• **Activity**
Your job is to return every line in the data holding the string "maladies".

Record set below:

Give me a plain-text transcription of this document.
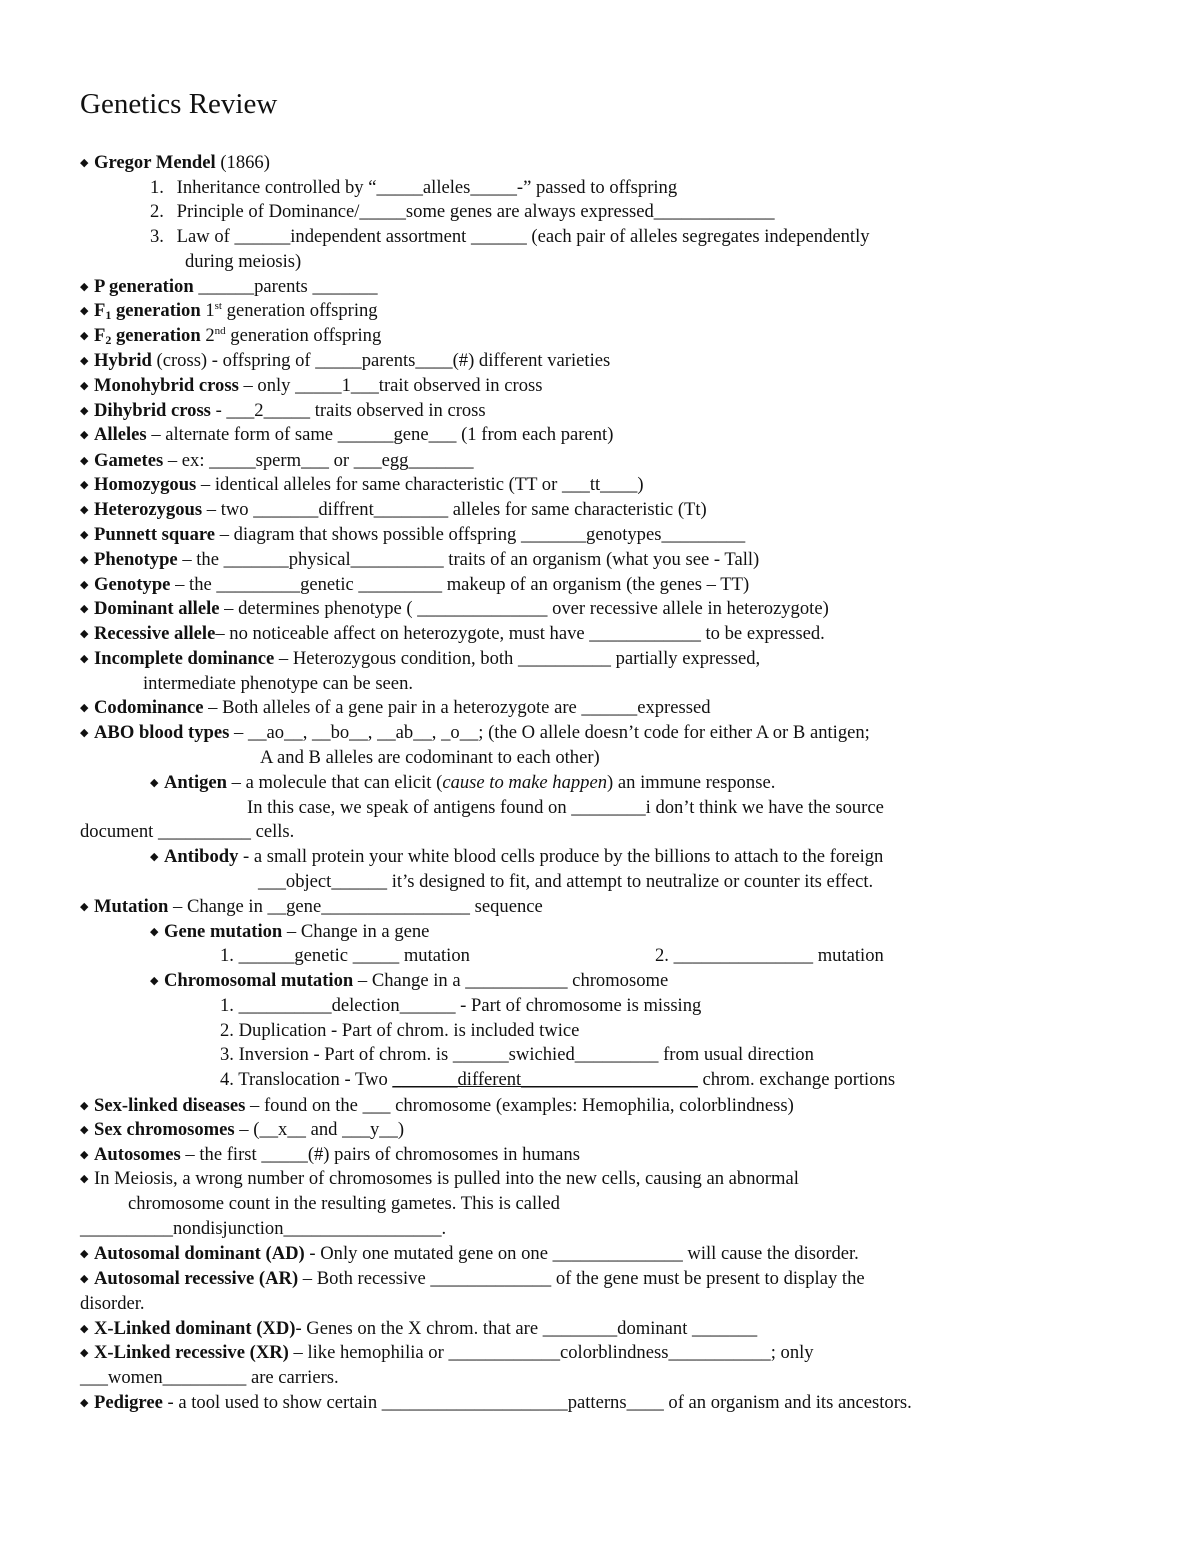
Genetics Review
◆ Gregor Mendel (1866)
1. Inheritance controlled by “_____alleles_____-” passed to offspring
2. Principle of Dominance/_____some genes are always expressed_____________
3. Law of ______independent assortment ______ (each pair of alleles segregates independently
during meiosis)
◆ P generation ______parents _______
◆ $F_1$ generation 1st generation offspring
◆ $F_2$ generation 2nd generation offspring
◆ Hybrid (cross) - offspring of _____parents____(#) different varieties
◆ Monohybrid cross – only _____1___trait observed in cross
◆ Dihybrid cross - ___2_____ traits observed in cross
◆ Alleles – alternate form of same ______gene___ (1 from each parent)
◆ Gametes – ex: _____sperm___ or ___egg_______
◆ Homozygous – identical alleles for same characteristic (TT or ___tt____)
◆ Heterozygous – two _______diffrent________ alleles for same characteristic (Tt)
◆ Punnett square – diagram that shows possible offspring _______genotypes_________
◆ Phenotype – the _______physical__________ traits of an organism (what you see - Tall)
◆ Genotype – the _________genetic _________ makeup of an organism (the genes – TT)
◆ Dominant allele – determines phenotype ( ______________ over recessive allele in heterozygote)
◆ Recessive allele– no noticeable affect on heterozygote, must have ____________ to be expressed.
◆ Incomplete dominance – Heterozygous condition, both __________ partially expressed,
intermediate phenotype can be seen.
◆ Codominance – Both alleles of a gene pair in a heterozygote are ______expressed
◆ ABO blood types – __ao__, __bo__, __ab__, _o__; (the O allele doesn’t code for either A or B antigen;
A and B alleles are codominant to each other)
◆ Antigen – a molecule that can elicit (cause to make happen) an immune response.
In this case, we speak of antigens found on ________i don’t think we have the source
document __________ cells.
◆ Antibody - a small protein your white blood cells produce by the billions to attach to the foreign
___object______ it’s designed to fit, and attempt to neutralize or counter its effect.
◆ Mutation – Change in __gene________________ sequence
◆ Gene mutation – Change in a gene
1. ______genetic _____ mutation	2. _______________ mutation
◆ Chromosomal mutation – Change in a ___________ chromosome
1. __________delection______ - Part of chromosome is missing
2. Duplication - Part of chrom. is included twice
3. Inversion - Part of chrom. is ______swichied_________ from usual direction
4. Translocation - Two _______different___________________ chrom. exchange portions
◆ Sex-linked diseases – found on the ___ chromosome (examples: Hemophilia, colorblindness)
◆ Sex chromosomes – (__x__ and ___y__)
◆ Autosomes – the first _____(#) pairs of chromosomes in humans
◆ In Meiosis, a wrong number of chromosomes is pulled into the new cells, causing an abnormal
chromosome count in the resulting gametes. This is called
__________nondisjunction_________________.
◆ Autosomal dominant (AD) - Only one mutated gene on one ______________ will cause the disorder.
◆ Autosomal recessive (AR) – Both recessive _____________ of the gene must be present to display the
disorder.
◆ X-Linked dominant (XD)- Genes on the X chrom. that are ________dominant _______
◆ X-Linked recessive (XR) – like hemophilia or ____________colorblindness___________; only
___women_________ are carriers.
◆ Pedigree - a tool used to show certain ____________________patterns____ of an organism and its ancestors.
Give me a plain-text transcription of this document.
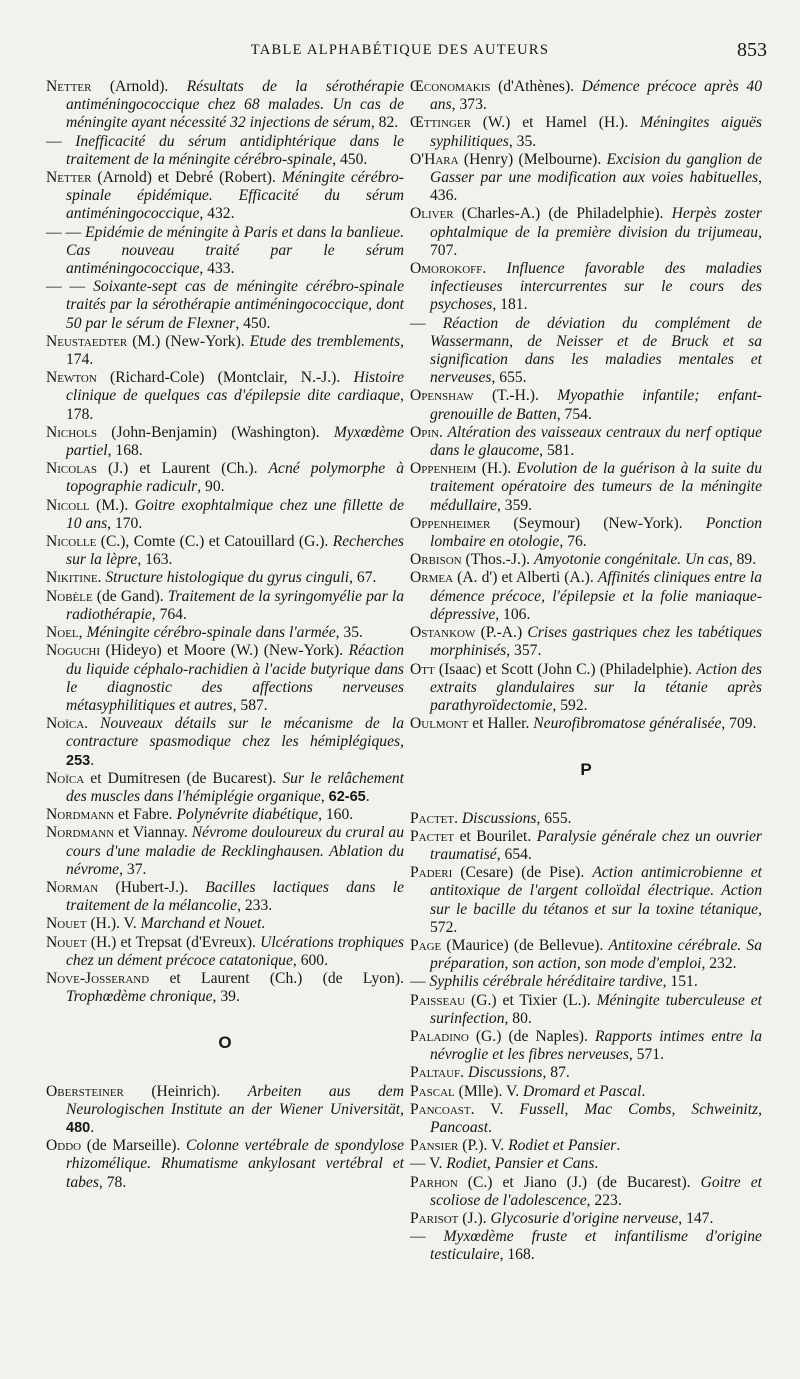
TABLE ALPHABÉTIQUE DES AUTEURS	853

Netter (Arnold). Résultats de la sérothérapie antiméningococcique chez 68 malades. Un cas de méningite ayant nécessité 32 injections de sérum, 82.

— Inefficacité du sérum antidiphtérique dans le traitement de la méningite cérébro-spinale, 450.

Netter (Arnold) et Debré (Robert). Méningite cérébro-spinale épidémique. Efficacité du sérum antiméningococcique, 432.

— — Epidémie de méningite à Paris et dans la banlieue. Cas nouveau traité par le sérum antiméningococcique, 433.

— — Soixante-sept cas de méningite cérébro-spinale traités par la sérothérapie antiméningococcique, dont 50 par le sérum de Flexner, 450.

Neustaedter (M.) (New-York). Etude des tremblements, 174.

Newton (Richard-Cole) (Montclair, N.-J.). Histoire clinique de quelques cas d'épilepsie dite cardiaque, 178.

Nichols (John-Benjamin) (Washington). Myxœdème partiel, 168.

Nicolas (J.) et Laurent (Ch.). Acné polymorphe à topographie radiculr, 90.

Nicoll (M.). Goitre exophtalmique chez une fillette de 10 ans, 170.

Nicolle (C.), Comte (C.) et Catouillard (G.). Recherches sur la lèpre, 163.

Nikitine. Structure histologique du gyrus cinguli, 67.

Nobèle (de Gand). Traitement de la syringomyélie par la radiothérapie, 764.

Noel, Méningite cérébro-spinale dans l'armée, 35.

Noguchi (Hideyo) et Moore (W.) (New-York). Réaction du liquide céphalo-rachidien à l'acide butyrique dans le diagnostic des affections nerveuses métasyphilitiques et autres, 587.

Noïca. Nouveaux détails sur le mécanisme de la contracture spasmodique chez les hémiplégiques, 253.

Noïca et Dumitresen (de Bucarest). Sur le relâchement des muscles dans l'hémiplégie organique, 62-65.

Nordmann et Fabre. Polynévrite diabétique, 160.

Nordmann et Viannay. Névrome douloureux du crural au cours d'une maladie de Recklinghausen. Ablation du névrome, 37.

Norman (Hubert-J.). Bacilles lactiques dans le traitement de la mélancolie, 233.

Nouet (H.). V. Marchand et Nouet.

Nouet (H.) et Trepsat (d'Evreux). Ulcérations trophiques chez un dément précoce catatonique, 600.

Nove-Josserand et Laurent (Ch.) (de Lyon). Trophœdème chronique, 39.

O

Obersteiner (Heinrich). Arbeiten aus dem Neurologischen Institute an der Wiener Universität, 480.

Oddo (de Marseille). Colonne vertébrale de spondylose rhizomélique. Rhumatisme ankylosant vertébral et tabes, 78.

Œconomakis (d'Athènes). Démence précoce après 40 ans, 373.

Œttinger (W.) et Hamel (H.). Méningites aiguës syphilitiques, 35.

O'Hara (Henry) (Melbourne). Excision du ganglion de Gasser par une modification aux voies habituelles, 436.

Oliver (Charles-A.) (de Philadelphie). Herpès zoster ophtalmique de la première division du trijumeau, 707.

Omorokoff. Influence favorable des maladies infectieuses intercurrentes sur le cours des psychoses, 181.

— Réaction de déviation du complément de Wassermann, de Neisser et de Bruck et sa signification dans les maladies mentales et nerveuses, 655.

Openshaw (T.-H.). Myopathie infantile; enfant-grenouille de Batten, 754.

Opin. Altération des vaisseaux centraux du nerf optique dans le glaucome, 581.

Oppenheim (H.). Evolution de la guérison à la suite du traitement opératoire des tumeurs de la méningite médullaire, 359.

Oppenheimer (Seymour) (New-York). Ponction lombaire en otologie, 76.

Orbison (Thos.-J.). Amyotonie congénitale. Un cas, 89.

Ormea (A. d') et Alberti (A.). Affinités cliniques entre la démence précoce, l'épilepsie et la folie maniaque-dépressive, 106.

Ostankow (P.-A.) Crises gastriques chez les tabétiques morphinisés, 357.

Ott (Isaac) et Scott (John C.) (Philadelphie). Action des extraits glandulaires sur la tétanie après parathyroïdectomie, 592.

Oulmont et Haller. Neurofibromatose généralisée, 709.

P

Pactet. Discussions, 655.

Pactet et Bourilet. Paralysie générale chez un ouvrier traumatisé, 654.

Paderi (Cesare) (de Pise). Action antimicrobienne et antitoxique de l'argent colloïdal électrique. Action sur le bacille du tétanos et sur la toxine tétanique, 572.

Page (Maurice) (de Bellevue). Antitoxine cérébrale. Sa préparation, son action, son mode d'emploi, 232.

— Syphilis cérébrale héréditaire tardive, 151.

Paisseau (G.) et Tixier (L.). Méningite tuberculeuse et surinfection, 80.

Paladino (G.) (de Naples). Rapports intimes entre la névroglie et les fibres nerveuses, 571.

Paltauf. Discussions, 87.

Pascal (Mlle). V. Dromard et Pascal.

Pancoast. V. Fussell, Mac Combs, Schweinitz, Pancoast.

Pansier (P.). V. Rodiet et Pansier.

— V. Rodiet, Pansier et Cans.

Parhon (C.) et Jiano (J.) (de Bucarest). Goitre et scoliose de l'adolescence, 223.

Parisot (J.). Glycosurie d'origine nerveuse, 147.

— Myxœdème fruste et infantilisme d'origine testiculaire, 168.
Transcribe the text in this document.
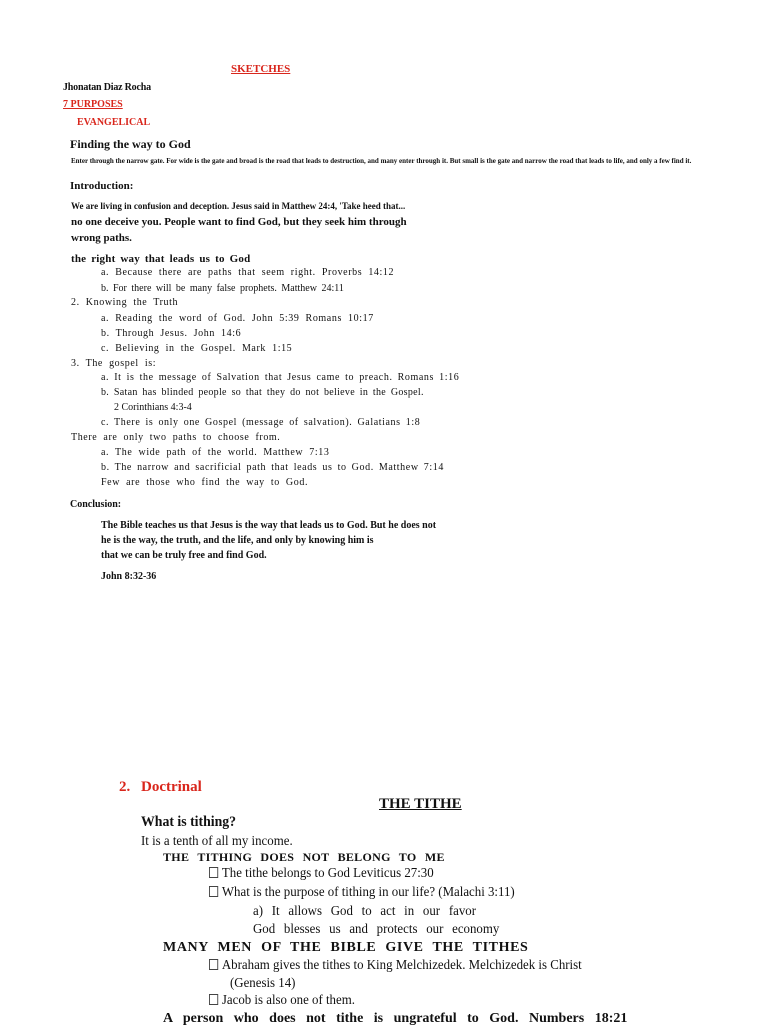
SKETCHES
Jhonatan Diaz Rocha
7 PURPOSES
EVANGELICAL
Finding the way to God
Enter through the narrow gate. For wide is the gate and broad is the road that leads to destruction, and many enter through it. But small is the gate and narrow the road that leads to life, and only a few find it.
Introduction:
We are living in confusion and deception. Jesus said in Matthew 24:4, 'Take heed that...
no one deceive you. People want to find God, but they seek him through
wrong paths.
the right way that leads us to God
a. Because there are paths that seem right. Proverbs 14:12
b. For there will be many false prophets. Matthew 24:11
2. Knowing the Truth
a. Reading the word of God. John 5:39 Romans 10:17
b. Through Jesus. John 14:6
c. Believing in the Gospel. Mark 1:15
3. The gospel is:
a. It is the message of Salvation that Jesus came to preach. Romans 1:16
b. Satan has blinded people so that they do not believe in the Gospel.
2 Corinthians 4:3-4
c. There is only one Gospel (message of salvation). Galatians 1:8
There are only two paths to choose from.
a. The wide path of the world. Matthew 7:13
b. The narrow and sacrificial path that leads us to God. Matthew 7:14
Few are those who find the way to God.
Conclusion:
The Bible teaches us that Jesus is the way that leads us to God. But he does not
he is the way, the truth, and the life, and only by knowing him is
that we can be truly free and find God.
John 8:32-36
2. Doctrinal
THE TITHE
What is tithing?
It is a tenth of all my income.
THE TITHING DOES NOT BELONG TO ME
The tithe belongs to God Leviticus 27:30
What is the purpose of tithing in our life? (Malachi 3:11)
a) It allows God to act in our favor
God blesses us and protects our economy
MANY MEN OF THE BIBLE GIVE THE TITHES
Abraham gives the tithes to King Melchizedek. Melchizedek is Christ
(Genesis 14)
Jacob is also one of them.
A person who does not tithe is ungrateful to God. Numbers 18:21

End of Record set.

• **Solution to this exercise**
Omorokoff. Influence favorable des maladies infectieuses intercurrentes sur le cours des psychoses, 181.
— Réaction de déviation du complément de Wassermann, de Neisser et de Bruck et sa signification dans les maladies mentales et nerveuses, 655.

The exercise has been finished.